> _Directions for this task_: For each line that holds "title", copy the line out.

> _Record extracts_:
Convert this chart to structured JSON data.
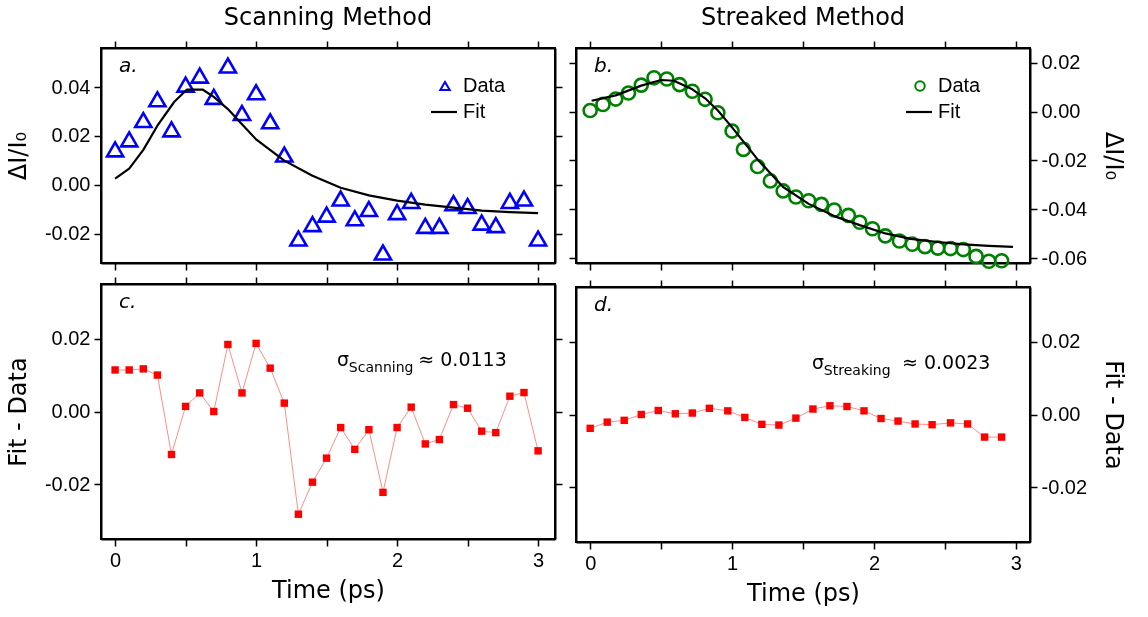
{
  "chart_data": [
    {
      "type": "scatter",
      "title": "Scanning Method",
      "ylabel": "ΔI/I₀",
      "annotations": [
        "a."
      ],
      "xlim": [
        -0.1,
        3.12
      ],
      "xticks": [
        0,
        {
          "value": 0.5,
          "label": null
        },
        1,
        {
          "value": 1.5,
          "label": null
        },
        2,
        {
          "value": 2.5,
          "label": null
        },
        3
      ],
      "ylim": [
        -0.032,
        0.056
      ],
      "yticks": [
        -0.02,
        {
          "value": 0,
          "label": "0.00"
        },
        0.02,
        0.04
      ],
      "tick_labels": "y",
      "legend": "top right",
      "series": [
        {
          "name": "Data",
          "type": "scatter",
          "marker": "triangle",
          "color": "#0000ff",
          "x": [
            0,
            0.1,
            0.2,
            0.3,
            0.4,
            0.5,
            0.6,
            0.7,
            0.8,
            0.9,
            1.0,
            1.1,
            1.2,
            1.3,
            1.4,
            1.5,
            1.6,
            1.7,
            1.8,
            1.9,
            2.0,
            2.1,
            2.2,
            2.3,
            2.4,
            2.5,
            2.6,
            2.7,
            2.8,
            2.9,
            3.0
          ],
          "values": [
            0.0145,
            0.0186,
            0.0265,
            0.035,
            0.0227,
            0.041,
            0.0447,
            0.036,
            0.0488,
            0.0294,
            0.0379,
            0.026,
            0.0124,
            -0.022,
            -0.0161,
            -0.0122,
            -0.0056,
            -0.0137,
            -0.0099,
            -0.0277,
            -0.0112,
            -0.0066,
            -0.0168,
            -0.0168,
            -0.0075,
            -0.0087,
            -0.0155,
            -0.0165,
            -0.0066,
            -0.0056,
            -0.022
          ]
        },
        {
          "name": "Fit",
          "type": "line",
          "color": "#000000",
          "x": [
            0,
            0.1,
            0.2,
            0.3,
            0.42,
            0.51,
            0.62,
            0.7,
            0.8,
            0.9,
            1.0,
            1.2,
            1.4,
            1.6,
            1.8,
            2.0,
            2.2,
            2.4,
            2.6,
            2.8,
            3.0
          ],
          "values": [
            0.0025,
            0.0066,
            0.0143,
            0.0242,
            0.034,
            0.039,
            0.039,
            0.036,
            0.031,
            0.0248,
            0.0186,
            0.0099,
            0.0037,
            -0.0012,
            -0.0043,
            -0.0065,
            -0.0081,
            -0.0093,
            -0.0106,
            -0.0112,
            -0.0116
          ]
        }
      ]
    },
    {
      "type": "scatter",
      "title": "Streaked Method",
      "y2label": "ΔI/I₀",
      "annotations": [
        "b."
      ],
      "xlim": [
        -0.1,
        3.1
      ],
      "xticks": [
        0,
        {
          "value": 0.5,
          "label": null
        },
        1,
        {
          "value": 1.5,
          "label": null
        },
        2,
        {
          "value": 2.5,
          "label": null
        },
        3
      ],
      "y2lim": [
        -0.062,
        0.026
      ],
      "y2ticks": [
        -0.06,
        -0.04,
        -0.02,
        {
          "value": 0,
          "label": "0.00"
        },
        0.02
      ],
      "tick_labels": "y",
      "legend": "top right",
      "series": [
        {
          "name": "Data",
          "type": "scatter",
          "marker": "circle",
          "axis": "y2",
          "color": "#008000",
          "x": [
            0,
            0.09,
            0.18,
            0.27,
            0.36,
            0.45,
            0.54,
            0.63,
            0.72,
            0.81,
            0.9,
            1.0,
            1.08,
            1.18,
            1.27,
            1.36,
            1.45,
            1.54,
            1.63,
            1.72,
            1.82,
            1.9,
            1.99,
            2.08,
            2.18,
            2.27,
            2.36,
            2.45,
            2.54,
            2.63,
            2.72,
            2.81,
            2.9
          ],
          "values": [
            0.0004,
            0.0029,
            0.0051,
            0.0076,
            0.0108,
            0.0138,
            0.0133,
            0.011,
            0.0083,
            0.005,
            -0.0005,
            -0.008,
            -0.0155,
            -0.0225,
            -0.0284,
            -0.0325,
            -0.035,
            -0.0365,
            -0.038,
            -0.0403,
            -0.0425,
            -0.0453,
            -0.048,
            -0.0509,
            -0.053,
            -0.0543,
            -0.0553,
            -0.0559,
            -0.0561,
            -0.0565,
            -0.0593,
            -0.0613,
            -0.0611
          ]
        },
        {
          "name": "Fit",
          "type": "line",
          "axis": "y2",
          "color": "#000000",
          "x": [
            0.01,
            0.18,
            0.36,
            0.5,
            0.59,
            0.72,
            0.81,
            0.9,
            1.0,
            1.18,
            1.36,
            1.54,
            1.72,
            1.9,
            2.08,
            2.26,
            2.45,
            2.63,
            2.81,
            2.98
          ],
          "values": [
            0.0044,
            0.0066,
            0.0106,
            0.0129,
            0.0126,
            0.0091,
            0.0054,
            0.0004,
            -0.0065,
            -0.0196,
            -0.0309,
            -0.0378,
            -0.0428,
            -0.0465,
            -0.0499,
            -0.0521,
            -0.0534,
            -0.0544,
            -0.055,
            -0.0554
          ]
        }
      ]
    },
    {
      "type": "line",
      "xlabel": "Time (ps)",
      "ylabel": "Fit - Data",
      "annotations": [
        "c.",
        "σ$_{Scanning}$ ≈ 0.0113"
      ],
      "xlim": [
        -0.1,
        3.12
      ],
      "xticks": [
        0,
        {
          "value": 0.5,
          "label": null
        },
        1,
        {
          "value": 1.5,
          "label": null
        },
        2,
        {
          "value": 2.5,
          "label": null
        },
        3
      ],
      "ylim": [
        -0.035,
        0.035
      ],
      "yticks": [
        -0.02,
        {
          "value": 0,
          "label": "0.00"
        },
        0.02
      ],
      "marker": "square",
      "series": [
        {
          "color": "#ff0000",
          "x": [
            0,
            0.1,
            0.2,
            0.3,
            0.4,
            0.5,
            0.6,
            0.7,
            0.8,
            0.9,
            1.0,
            1.1,
            1.2,
            1.3,
            1.4,
            1.5,
            1.6,
            1.7,
            1.8,
            1.9,
            2.0,
            2.1,
            2.2,
            2.3,
            2.4,
            2.5,
            2.6,
            2.7,
            2.8,
            2.9,
            3.0
          ],
          "values": [
            0.0114,
            0.0114,
            0.0117,
            0.01,
            -0.0118,
            0.0014,
            0.0051,
            0,
            0.0184,
            0.0051,
            0.0187,
            0.0119,
            0.0023,
            -0.0282,
            -0.0194,
            -0.0128,
            -0.0044,
            -0.0104,
            -0.005,
            -0.0222,
            -0.0044,
            0.0012,
            -0.0089,
            -0.0077,
            0.0019,
            0.0009,
            -0.0054,
            -0.0058,
            0.0042,
            0.0052,
            -0.0108
          ]
        }
      ]
    },
    {
      "type": "line",
      "xlabel": "Time (ps)",
      "y2label": "Fit - Data",
      "annotations": [
        "d.",
        "σ$_{Streaking}$ ≈ 0.0023"
      ],
      "xlim": [
        -0.1,
        3.1
      ],
      "xticks": [
        0,
        {
          "value": 0.5,
          "label": null
        },
        1,
        {
          "value": 1.5,
          "label": null
        },
        2,
        {
          "value": 2.5,
          "label": null
        },
        3
      ],
      "y2lim": [
        -0.035,
        0.035
      ],
      "y2ticks": [
        -0.02,
        {
          "value": 0,
          "label": "0.00"
        },
        0.02
      ],
      "marker": "square",
      "series": [
        {
          "color": "#ff0000",
          "axis": "y2",
          "x": [
            0,
            0.12,
            0.24,
            0.36,
            0.48,
            0.6,
            0.72,
            0.84,
            0.97,
            1.09,
            1.21,
            1.33,
            1.45,
            1.57,
            1.69,
            1.81,
            1.93,
            2.05,
            2.17,
            2.29,
            2.41,
            2.54,
            2.66,
            2.78,
            2.9
          ],
          "values": [
            -0.0038,
            -0.0021,
            -0.0016,
            0,
            0.0011,
            0.0002,
            0.0004,
            0.0017,
            0.001,
            -0.0008,
            -0.0027,
            -0.0029,
            -0.001,
            0.0015,
            0.0024,
            0.0022,
            0.001,
            -0.0011,
            -0.0018,
            -0.0026,
            -0.0028,
            -0.0023,
            -0.0026,
            -0.0062,
            -0.0062
          ]
        }
      ]
    }
  ]
}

> _Finished exercise_:
      "title": "Scanning Method",
      "title": "Streaked Method",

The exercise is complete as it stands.